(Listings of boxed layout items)
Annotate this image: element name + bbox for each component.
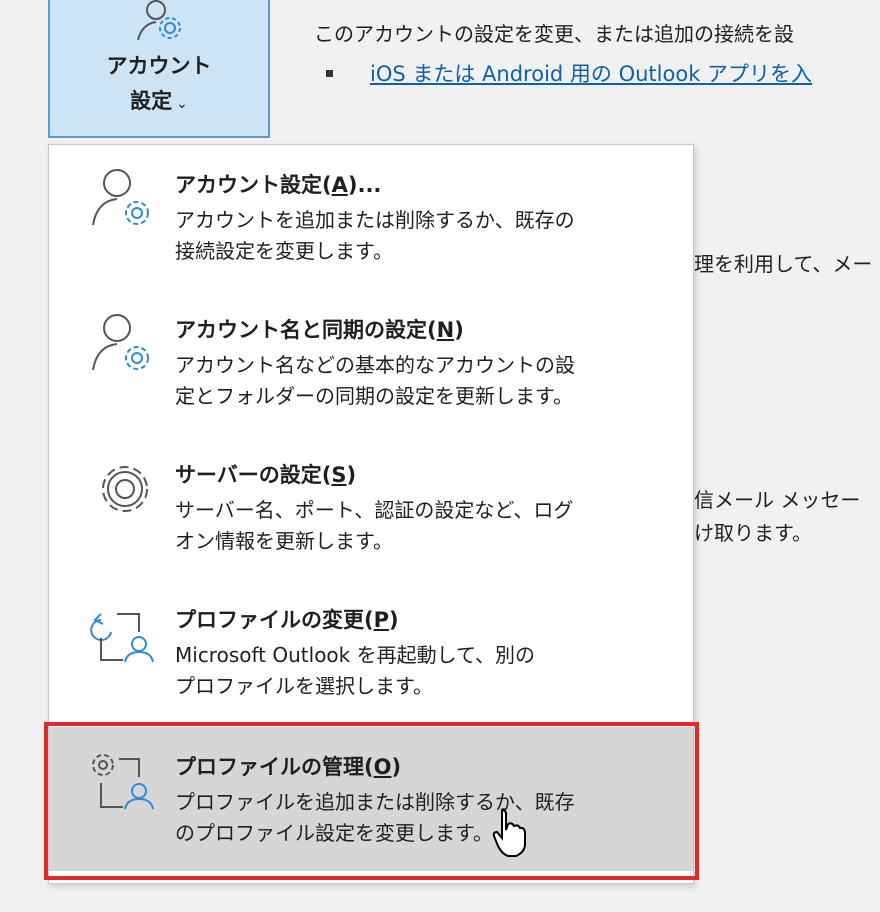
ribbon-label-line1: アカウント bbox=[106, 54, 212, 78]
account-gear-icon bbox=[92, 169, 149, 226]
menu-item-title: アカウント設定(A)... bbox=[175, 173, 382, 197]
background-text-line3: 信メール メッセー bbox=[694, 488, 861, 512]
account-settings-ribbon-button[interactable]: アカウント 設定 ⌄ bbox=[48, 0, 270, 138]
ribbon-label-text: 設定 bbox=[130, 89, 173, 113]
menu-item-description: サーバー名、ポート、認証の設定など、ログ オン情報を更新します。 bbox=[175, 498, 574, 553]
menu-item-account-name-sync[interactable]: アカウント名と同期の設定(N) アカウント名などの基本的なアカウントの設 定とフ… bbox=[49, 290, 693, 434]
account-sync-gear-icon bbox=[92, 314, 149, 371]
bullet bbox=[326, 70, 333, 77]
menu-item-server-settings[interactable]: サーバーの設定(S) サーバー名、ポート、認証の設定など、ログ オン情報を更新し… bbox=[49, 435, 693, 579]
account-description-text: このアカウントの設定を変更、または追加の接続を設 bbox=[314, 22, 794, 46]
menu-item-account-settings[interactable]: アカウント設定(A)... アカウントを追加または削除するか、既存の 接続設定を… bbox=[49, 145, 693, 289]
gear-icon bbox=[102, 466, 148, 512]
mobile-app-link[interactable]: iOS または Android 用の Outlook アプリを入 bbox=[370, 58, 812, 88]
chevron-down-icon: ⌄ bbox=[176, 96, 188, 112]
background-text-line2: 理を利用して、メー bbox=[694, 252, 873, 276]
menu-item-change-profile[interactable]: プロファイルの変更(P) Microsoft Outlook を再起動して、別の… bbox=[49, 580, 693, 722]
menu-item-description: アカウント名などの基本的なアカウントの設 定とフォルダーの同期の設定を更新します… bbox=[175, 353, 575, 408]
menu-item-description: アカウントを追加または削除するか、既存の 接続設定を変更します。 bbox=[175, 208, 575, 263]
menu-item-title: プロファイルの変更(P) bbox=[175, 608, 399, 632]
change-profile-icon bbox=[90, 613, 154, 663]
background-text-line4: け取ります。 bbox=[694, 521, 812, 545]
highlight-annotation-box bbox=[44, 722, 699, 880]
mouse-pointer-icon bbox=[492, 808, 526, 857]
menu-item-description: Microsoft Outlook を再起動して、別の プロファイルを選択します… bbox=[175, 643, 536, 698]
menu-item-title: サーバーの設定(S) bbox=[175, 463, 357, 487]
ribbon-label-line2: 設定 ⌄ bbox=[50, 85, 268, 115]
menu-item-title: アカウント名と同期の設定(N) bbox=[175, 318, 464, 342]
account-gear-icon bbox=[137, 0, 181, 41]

* * *

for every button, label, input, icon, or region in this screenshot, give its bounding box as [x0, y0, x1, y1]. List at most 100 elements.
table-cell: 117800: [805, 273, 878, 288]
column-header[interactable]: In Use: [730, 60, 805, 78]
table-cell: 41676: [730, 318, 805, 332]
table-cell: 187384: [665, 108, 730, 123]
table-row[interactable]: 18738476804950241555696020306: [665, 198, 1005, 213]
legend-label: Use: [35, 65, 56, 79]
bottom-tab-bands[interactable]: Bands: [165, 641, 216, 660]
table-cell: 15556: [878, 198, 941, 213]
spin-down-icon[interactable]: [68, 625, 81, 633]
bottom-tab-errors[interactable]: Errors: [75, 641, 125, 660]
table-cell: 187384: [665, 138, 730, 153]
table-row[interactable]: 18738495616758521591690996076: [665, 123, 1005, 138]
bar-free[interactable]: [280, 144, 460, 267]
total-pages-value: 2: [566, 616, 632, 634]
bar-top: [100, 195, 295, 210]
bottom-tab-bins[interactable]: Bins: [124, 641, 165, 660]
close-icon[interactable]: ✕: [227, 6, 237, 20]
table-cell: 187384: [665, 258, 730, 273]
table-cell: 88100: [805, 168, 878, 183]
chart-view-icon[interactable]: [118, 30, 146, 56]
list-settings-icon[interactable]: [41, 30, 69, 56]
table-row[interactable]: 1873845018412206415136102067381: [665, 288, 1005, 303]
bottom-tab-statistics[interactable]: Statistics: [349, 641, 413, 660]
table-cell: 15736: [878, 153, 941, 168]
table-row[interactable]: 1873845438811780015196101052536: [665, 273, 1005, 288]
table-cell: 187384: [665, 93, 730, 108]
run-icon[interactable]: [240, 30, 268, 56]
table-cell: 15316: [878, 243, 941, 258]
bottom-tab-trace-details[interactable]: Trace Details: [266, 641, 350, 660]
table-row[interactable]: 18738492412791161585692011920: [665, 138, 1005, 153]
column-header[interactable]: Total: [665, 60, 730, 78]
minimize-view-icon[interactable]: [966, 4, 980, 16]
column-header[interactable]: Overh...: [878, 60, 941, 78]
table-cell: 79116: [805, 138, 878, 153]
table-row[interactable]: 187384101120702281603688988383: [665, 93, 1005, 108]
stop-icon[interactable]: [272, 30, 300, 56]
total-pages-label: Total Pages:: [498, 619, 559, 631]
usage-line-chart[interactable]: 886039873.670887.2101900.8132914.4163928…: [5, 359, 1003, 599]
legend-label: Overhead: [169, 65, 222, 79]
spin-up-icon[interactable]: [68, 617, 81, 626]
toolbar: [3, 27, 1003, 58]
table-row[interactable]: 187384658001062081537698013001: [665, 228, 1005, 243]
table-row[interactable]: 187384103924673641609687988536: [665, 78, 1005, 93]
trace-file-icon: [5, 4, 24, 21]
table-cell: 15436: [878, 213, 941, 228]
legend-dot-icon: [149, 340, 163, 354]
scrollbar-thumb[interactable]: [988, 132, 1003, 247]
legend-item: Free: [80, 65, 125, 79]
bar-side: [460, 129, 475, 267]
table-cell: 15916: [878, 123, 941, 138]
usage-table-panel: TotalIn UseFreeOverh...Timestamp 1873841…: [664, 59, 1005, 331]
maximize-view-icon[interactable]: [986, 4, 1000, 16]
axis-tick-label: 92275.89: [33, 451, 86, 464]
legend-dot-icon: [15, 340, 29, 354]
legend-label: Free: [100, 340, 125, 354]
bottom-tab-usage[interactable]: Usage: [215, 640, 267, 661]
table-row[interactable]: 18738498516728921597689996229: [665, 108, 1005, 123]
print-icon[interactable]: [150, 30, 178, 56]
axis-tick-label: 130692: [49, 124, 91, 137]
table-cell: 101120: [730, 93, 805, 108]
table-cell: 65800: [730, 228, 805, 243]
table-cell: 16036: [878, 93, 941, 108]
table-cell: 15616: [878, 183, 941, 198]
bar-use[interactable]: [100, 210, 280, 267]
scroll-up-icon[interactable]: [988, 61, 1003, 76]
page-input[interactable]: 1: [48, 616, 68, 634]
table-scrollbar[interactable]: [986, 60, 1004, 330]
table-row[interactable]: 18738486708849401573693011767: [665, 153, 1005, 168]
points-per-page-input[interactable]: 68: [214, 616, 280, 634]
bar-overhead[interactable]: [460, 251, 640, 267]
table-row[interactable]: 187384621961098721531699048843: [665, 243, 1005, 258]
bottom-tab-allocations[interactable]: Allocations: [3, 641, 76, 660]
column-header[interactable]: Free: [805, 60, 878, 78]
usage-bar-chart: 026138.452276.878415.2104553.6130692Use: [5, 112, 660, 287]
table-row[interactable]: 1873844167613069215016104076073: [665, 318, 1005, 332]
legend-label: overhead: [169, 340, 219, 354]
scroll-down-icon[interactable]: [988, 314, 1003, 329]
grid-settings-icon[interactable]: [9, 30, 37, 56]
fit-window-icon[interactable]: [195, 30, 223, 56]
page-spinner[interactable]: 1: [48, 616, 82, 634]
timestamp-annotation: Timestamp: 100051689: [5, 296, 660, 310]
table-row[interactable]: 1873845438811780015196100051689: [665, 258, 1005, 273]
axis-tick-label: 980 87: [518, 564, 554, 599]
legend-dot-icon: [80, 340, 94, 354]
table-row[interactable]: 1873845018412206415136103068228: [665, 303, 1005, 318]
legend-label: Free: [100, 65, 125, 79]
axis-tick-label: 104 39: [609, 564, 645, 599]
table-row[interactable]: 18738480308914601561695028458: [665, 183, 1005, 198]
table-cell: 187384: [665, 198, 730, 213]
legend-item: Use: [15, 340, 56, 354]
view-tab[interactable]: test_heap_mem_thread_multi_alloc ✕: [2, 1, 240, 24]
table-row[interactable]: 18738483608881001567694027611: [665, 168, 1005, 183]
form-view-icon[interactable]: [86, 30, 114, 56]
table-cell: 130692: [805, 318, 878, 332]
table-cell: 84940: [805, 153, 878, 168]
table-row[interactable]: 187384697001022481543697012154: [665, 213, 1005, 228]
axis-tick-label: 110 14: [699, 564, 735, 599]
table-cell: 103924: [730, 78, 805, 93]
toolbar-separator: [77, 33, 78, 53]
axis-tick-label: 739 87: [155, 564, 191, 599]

**Required task:** Please print the lines between the line containing "ribbon-label-line1: アカウント bbox=[106, 54, 212, 78]" and the line containing "290, 693, 434]", inclusive, with no changes.

**Task output:**
ribbon-label-line1: アカウント bbox=[106, 54, 212, 78]
account-gear-icon bbox=[92, 169, 149, 226]
menu-item-title: アカウント設定(A)... bbox=[175, 173, 382, 197]
background-text-line3: 信メール メッセー bbox=[694, 488, 861, 512]
account-settings-ribbon-button[interactable]: アカウント 設定 ⌄ bbox=[48, 0, 270, 138]
ribbon-label-text: 設定 bbox=[130, 89, 173, 113]
menu-item-description: サーバー名、ポート、認証の設定など、ログ オン情報を更新します。 bbox=[175, 498, 574, 553]
menu-item-account-name-sync[interactable]: アカウント名と同期の設定(N) アカウント名などの基本的なアカウントの設 定とフ… bbox=[49, 290, 693, 434]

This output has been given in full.